## TASK DETAILS
Reproduce the records below exactly as given.

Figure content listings
------------------------------------------------
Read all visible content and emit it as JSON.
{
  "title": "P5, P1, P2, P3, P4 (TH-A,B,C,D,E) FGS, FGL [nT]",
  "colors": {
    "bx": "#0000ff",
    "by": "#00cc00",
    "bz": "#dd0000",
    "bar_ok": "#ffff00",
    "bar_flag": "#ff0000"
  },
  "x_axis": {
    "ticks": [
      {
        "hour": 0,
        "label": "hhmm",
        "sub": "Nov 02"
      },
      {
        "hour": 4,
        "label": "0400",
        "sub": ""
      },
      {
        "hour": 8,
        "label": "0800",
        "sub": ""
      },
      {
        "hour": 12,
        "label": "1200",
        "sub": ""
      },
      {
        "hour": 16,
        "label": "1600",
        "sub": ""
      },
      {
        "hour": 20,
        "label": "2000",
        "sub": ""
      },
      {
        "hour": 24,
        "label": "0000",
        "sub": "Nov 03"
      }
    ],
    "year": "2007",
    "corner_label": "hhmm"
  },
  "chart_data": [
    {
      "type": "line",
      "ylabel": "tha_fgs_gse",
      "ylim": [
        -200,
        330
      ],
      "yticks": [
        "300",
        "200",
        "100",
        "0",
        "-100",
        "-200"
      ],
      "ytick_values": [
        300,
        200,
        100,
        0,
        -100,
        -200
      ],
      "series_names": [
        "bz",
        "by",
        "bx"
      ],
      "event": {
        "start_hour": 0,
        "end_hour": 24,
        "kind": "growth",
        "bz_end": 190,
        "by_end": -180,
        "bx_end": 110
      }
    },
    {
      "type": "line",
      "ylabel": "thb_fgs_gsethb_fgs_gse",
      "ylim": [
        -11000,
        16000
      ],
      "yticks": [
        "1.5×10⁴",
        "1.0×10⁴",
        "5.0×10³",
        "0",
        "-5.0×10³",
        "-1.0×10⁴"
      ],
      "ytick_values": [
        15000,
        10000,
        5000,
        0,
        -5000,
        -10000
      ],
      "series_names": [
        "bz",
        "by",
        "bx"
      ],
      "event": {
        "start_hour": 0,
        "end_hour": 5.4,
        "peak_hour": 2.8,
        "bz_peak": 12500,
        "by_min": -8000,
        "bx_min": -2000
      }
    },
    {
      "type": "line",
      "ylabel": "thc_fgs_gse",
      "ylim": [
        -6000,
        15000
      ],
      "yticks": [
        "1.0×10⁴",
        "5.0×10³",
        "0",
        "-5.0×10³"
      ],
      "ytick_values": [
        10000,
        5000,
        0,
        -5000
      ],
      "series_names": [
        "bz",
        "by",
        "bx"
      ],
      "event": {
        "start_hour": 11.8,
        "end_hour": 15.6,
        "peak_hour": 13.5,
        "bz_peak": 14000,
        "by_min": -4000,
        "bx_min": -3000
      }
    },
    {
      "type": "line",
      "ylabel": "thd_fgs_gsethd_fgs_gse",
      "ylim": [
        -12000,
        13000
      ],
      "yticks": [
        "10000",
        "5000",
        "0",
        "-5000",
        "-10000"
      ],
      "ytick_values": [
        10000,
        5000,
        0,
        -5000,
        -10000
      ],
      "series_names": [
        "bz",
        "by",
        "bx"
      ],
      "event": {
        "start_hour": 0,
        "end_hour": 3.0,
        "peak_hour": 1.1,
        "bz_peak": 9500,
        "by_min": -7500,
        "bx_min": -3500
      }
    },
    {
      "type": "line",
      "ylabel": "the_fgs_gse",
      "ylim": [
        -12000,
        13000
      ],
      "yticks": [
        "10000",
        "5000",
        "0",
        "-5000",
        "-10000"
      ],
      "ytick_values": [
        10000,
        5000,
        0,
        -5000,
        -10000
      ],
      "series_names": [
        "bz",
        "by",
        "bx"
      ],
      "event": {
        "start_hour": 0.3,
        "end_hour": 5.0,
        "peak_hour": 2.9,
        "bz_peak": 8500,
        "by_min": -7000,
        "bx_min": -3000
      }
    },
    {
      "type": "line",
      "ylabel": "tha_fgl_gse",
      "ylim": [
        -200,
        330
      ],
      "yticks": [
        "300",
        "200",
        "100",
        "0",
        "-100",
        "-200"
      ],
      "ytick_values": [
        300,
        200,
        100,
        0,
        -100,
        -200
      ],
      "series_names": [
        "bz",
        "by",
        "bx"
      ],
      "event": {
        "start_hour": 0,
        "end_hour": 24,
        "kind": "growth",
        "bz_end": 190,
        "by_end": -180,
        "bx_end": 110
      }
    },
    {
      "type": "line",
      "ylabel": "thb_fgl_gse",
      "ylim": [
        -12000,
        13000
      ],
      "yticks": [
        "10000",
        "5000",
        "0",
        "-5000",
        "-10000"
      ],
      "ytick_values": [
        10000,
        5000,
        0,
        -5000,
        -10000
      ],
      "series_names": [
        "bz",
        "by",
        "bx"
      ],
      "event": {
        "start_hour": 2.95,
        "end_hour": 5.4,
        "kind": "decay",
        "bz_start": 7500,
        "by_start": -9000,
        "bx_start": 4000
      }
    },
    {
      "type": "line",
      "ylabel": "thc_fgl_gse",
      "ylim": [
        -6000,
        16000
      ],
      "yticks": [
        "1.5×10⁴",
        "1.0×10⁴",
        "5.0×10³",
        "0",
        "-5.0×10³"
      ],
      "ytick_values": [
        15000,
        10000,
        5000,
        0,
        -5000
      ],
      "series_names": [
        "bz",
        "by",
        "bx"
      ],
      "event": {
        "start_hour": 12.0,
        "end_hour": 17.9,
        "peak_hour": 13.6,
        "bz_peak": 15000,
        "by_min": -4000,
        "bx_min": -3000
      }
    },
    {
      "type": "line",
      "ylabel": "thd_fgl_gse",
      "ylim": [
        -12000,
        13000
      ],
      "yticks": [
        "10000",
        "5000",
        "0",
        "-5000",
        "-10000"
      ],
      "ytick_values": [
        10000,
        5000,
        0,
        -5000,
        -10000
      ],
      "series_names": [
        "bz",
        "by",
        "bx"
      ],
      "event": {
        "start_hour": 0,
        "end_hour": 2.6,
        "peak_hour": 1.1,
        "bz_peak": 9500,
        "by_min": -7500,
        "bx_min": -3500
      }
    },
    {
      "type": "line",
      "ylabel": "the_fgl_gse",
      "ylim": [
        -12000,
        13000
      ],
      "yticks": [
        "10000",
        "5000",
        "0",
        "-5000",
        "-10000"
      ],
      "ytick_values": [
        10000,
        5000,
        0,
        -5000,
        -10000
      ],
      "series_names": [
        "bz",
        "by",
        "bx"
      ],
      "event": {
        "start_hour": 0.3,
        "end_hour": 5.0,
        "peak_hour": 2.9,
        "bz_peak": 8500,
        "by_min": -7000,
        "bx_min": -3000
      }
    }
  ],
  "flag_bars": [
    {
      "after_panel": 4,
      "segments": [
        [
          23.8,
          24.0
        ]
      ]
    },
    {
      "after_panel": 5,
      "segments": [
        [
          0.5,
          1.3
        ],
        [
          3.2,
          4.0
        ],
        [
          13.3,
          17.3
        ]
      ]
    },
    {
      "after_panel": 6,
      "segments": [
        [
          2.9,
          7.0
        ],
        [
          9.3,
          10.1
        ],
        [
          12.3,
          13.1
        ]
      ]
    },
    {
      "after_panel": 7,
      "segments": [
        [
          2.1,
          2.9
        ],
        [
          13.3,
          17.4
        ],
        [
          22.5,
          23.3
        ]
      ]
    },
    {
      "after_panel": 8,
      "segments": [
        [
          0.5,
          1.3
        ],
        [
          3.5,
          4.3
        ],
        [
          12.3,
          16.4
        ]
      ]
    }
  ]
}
------------------------------------------------
## OUTPUT FOR THIS EXERCISE
Read all visible content and emit it as JSON.
{
  "title": "P5, P1, P2, P3, P4 (TH-A,B,C,D,E) FGS, FGL [nT]",
  "colors": {
    "bx": "#0000ff",
    "by": "#00cc00",
    "bz": "#dd0000",
    "bar_ok": "#ffff00",
    "bar_flag": "#ff0000"
  },
  "x_axis": {
    "ticks": [
      {
        "hour": 0,
        "label": "hhmm",
        "sub": "Nov 02"
      },
      {
        "hour": 4,
        "label": "0400",
        "sub": ""
      },
      {
        "hour": 8,
        "label": "0800",
        "sub": ""
      },
      {
        "hour": 12,
        "label": "1200",
        "sub": ""
      },
      {
        "hour": 16,
        "label": "1600",
        "sub": ""
      },
      {
        "hour": 20,
        "label": "2000",
        "sub": ""
      },
      {
        "hour": 24,
        "label": "0000",
        "sub": "Nov 03"
      }
    ],
    "year": "2007",
    "corner_label": "hhmm"
  },
  "chart_data": [
    {
      "type": "line",
      "ylabel": "tha_fgs_gse",
      "ylim": [
        -200,
        330
      ],
      "yticks": [
        "300",
        "200",
        "100",
        "0",
        "-100",
        "-200"
      ],
      "ytick_values": [
        300,
        200,
        100,
        0,
        -100,
        -200
      ],
      "series_names": [
        "bz",
        "by",
        "bx"
      ],
      "event": {
        "start_hour": 0,
        "end_hour": 24,
        "kind": "growth",
        "bz_end": 190,
        "by_end": -180,
        "bx_end": 110
      }
    },
    {
      "type": "line",
      "ylabel": "thb_fgs_gsethb_fgs_gse",
      "ylim": [
        -11000,
        16000
      ],
      "yticks": [
        "1.5×10⁴",
        "1.0×10⁴",
        "5.0×10³",
        "0",
        "-5.0×10³",
        "-1.0×10⁴"
      ],
      "ytick_values": [
        15000,
        10000,
        5000,
        0,
        -5000,
        -10000
      ],
      "series_names": [
        "bz",
        "by",
        "bx"
      ],
      "event": {
        "start_hour": 0,
        "end_hour": 5.4,
        "peak_hour": 2.8,
        "bz_peak": 12500,
        "by_min": -8000,
        "bx_min": -2000
      }
    },
    {
      "type": "line",
      "ylabel": "thc_fgs_gse",
      "ylim": [
        -6000,
        15000
      ],
      "yticks": [
        "1.0×10⁴",
        "5.0×10³",
        "0",
        "-5.0×10³"
      ],
      "ytick_values": [
        10000,
        5000,
        0,
        -5000
      ],
      "series_names": [
        "bz",
        "by",
        "bx"
      ],
      "event": {
        "start_hour": 11.8,
        "end_hour": 15.6,
        "peak_hour": 13.5,
        "bz_peak": 14000,
        "by_min": -4000,
        "bx_min": -3000
      }
    },
    {
      "type": "line",
      "ylabel": "thd_fgs_gsethd_fgs_gse",
      "ylim": [
        -12000,
        13000
      ],
      "yticks": [
        "10000",
        "5000",
        "0",
        "-5000",
        "-10000"
      ],
      "ytick_values": [
        10000,
        5000,
        0,
        -5000,
        -10000
      ],
      "series_names": [
        "bz",
        "by",
        "bx"
      ],
      "event": {
        "start_hour": 0,
        "end_hour": 3.0,
        "peak_hour": 1.1,
        "bz_peak": 9500,
        "by_min": -7500,
        "bx_min": -3500
      }
    },
    {
      "type": "line",
      "ylabel": "the_fgs_gse",
      "ylim": [
        -12000,
        13000
      ],
      "yticks": [
        "10000",
        "5000",
        "0",
        "-5000",
        "-10000"
      ],
      "ytick_values": [
        10000,
        5000,
        0,
        -5000,
        -10000
      ],
      "series_names": [
        "bz",
        "by",
        "bx"
      ],
      "event": {
        "start_hour": 0.3,
        "end_hour": 5.0,
        "peak_hour": 2.9,
        "bz_peak": 8500,
        "by_min": -7000,
        "bx_min": -3000
      }
    },
    {
      "type": "line",
      "ylabel": "tha_fgl_gse",
      "ylim": [
        -200,
        330
      ],
      "yticks": [
        "300",
        "200",
        "100",
        "0",
        "-100",
        "-200"
      ],
      "ytick_values": [
        300,
        200,
        100,
        0,
        -100,
        -200
      ],
      "series_names": [
        "bz",
        "by",
        "bx"
      ],
      "event": {
        "start_hour": 0,
        "end_hour": 24,
        "kind": "growth",
        "bz_end": 190,
        "by_end": -180,
        "bx_end": 110
      }
    },
    {
      "type": "line",
      "ylabel": "thb_fgl_gse",
      "ylim": [
        -12000,
        13000
      ],
      "yticks": [
        "10000",
        "5000",
        "0",
        "-5000",
        "-10000"
      ],
      "ytick_values": [
        10000,
        5000,
        0,
        -5000,
        -10000
      ],
      "series_names": [
        "bz",
        "by",
        "bx"
      ],
      "event": {
        "start_hour": 2.95,
        "end_hour": 5.4,
        "kind": "decay",
        "bz_start": 7500,
        "by_start": -9000,
        "bx_start": 4000
      }
    },
    {
      "type": "line",
      "ylabel": "thc_fgl_gse",
      "ylim": [
        -6000,
        16000
      ],
      "yticks": [
        "1.5×10⁴",
        "1.0×10⁴",
        "5.0×10³",
        "0",
        "-5.0×10³"
      ],
      "ytick_values": [
        15000,
        10000,
        5000,
        0,
        -5000
      ],
      "series_names": [
        "bz",
        "by",
        "bx"
      ],
      "event": {
        "start_hour": 12.0,
        "end_hour": 17.9,
        "peak_hour": 13.6,
        "bz_peak": 15000,
        "by_min": -4000,
        "bx_min": -3000
      }
    },
    {
      "type": "line",
      "ylabel": "thd_fgl_gse",
      "ylim": [
        -12000,
        13000
      ],
      "yticks": [
        "10000",
        "5000",
        "0",
        "-5000",
        "-10000"
      ],
      "ytick_values": [
        10000,
        5000,
        0,
        -5000,
        -10000
      ],
      "series_names": [
        "bz",
        "by",
        "bx"
      ],
      "event": {
        "start_hour": 0,
        "end_hour": 2.6,
        "peak_hour": 1.1,
        "bz_peak": 9500,
        "by_min": -7500,
        "bx_min": -3500
      }
    },
    {
      "type": "line",
      "ylabel": "the_fgl_gse",
      "ylim": [
        -12000,
        13000
      ],
      "yticks": [
        "10000",
        "5000",
        "0",
        "-5000",
        "-10000"
      ],
      "ytick_values": [
        10000,
        5000,
        0,
        -5000,
        -10000
      ],
      "series_names": [
        "bz",
        "by",
        "bx"
      ],
      "event": {
        "start_hour": 0.3,
        "end_hour": 5.0,
        "peak_hour": 2.9,
        "bz_peak": 8500,
        "by_min": -7000,
        "bx_min": -3000
      }
    }
  ],
  "flag_bars": [
    {
      "after_panel": 4,
      "segments": [
        [
          23.8,
          24.0
        ]
      ]
    },
    {
      "after_panel": 5,
      "segments": [
        [
          0.5,
          1.3
        ],
        [
          3.2,
          4.0
        ],
        [
          13.3,
          17.3
        ]
      ]
    },
    {
      "after_panel": 6,
      "segments": [
        [
          2.9,
          7.0
        ],
        [
          9.3,
          10.1
        ],
        [
          12.3,
          13.1
        ]
      ]
    },
    {
      "after_panel": 7,
      "segments": [
        [
          2.1,
          2.9
        ],
        [
          13.3,
          17.4
        ],
        [
          22.5,
          23.3
        ]
      ]
    },
    {
      "after_panel": 8,
      "segments": [
        [
          0.5,
          1.3
        ],
        [
          3.5,
          4.3
        ],
        [
          12.3,
          16.4
        ]
      ]
    }
  ]
}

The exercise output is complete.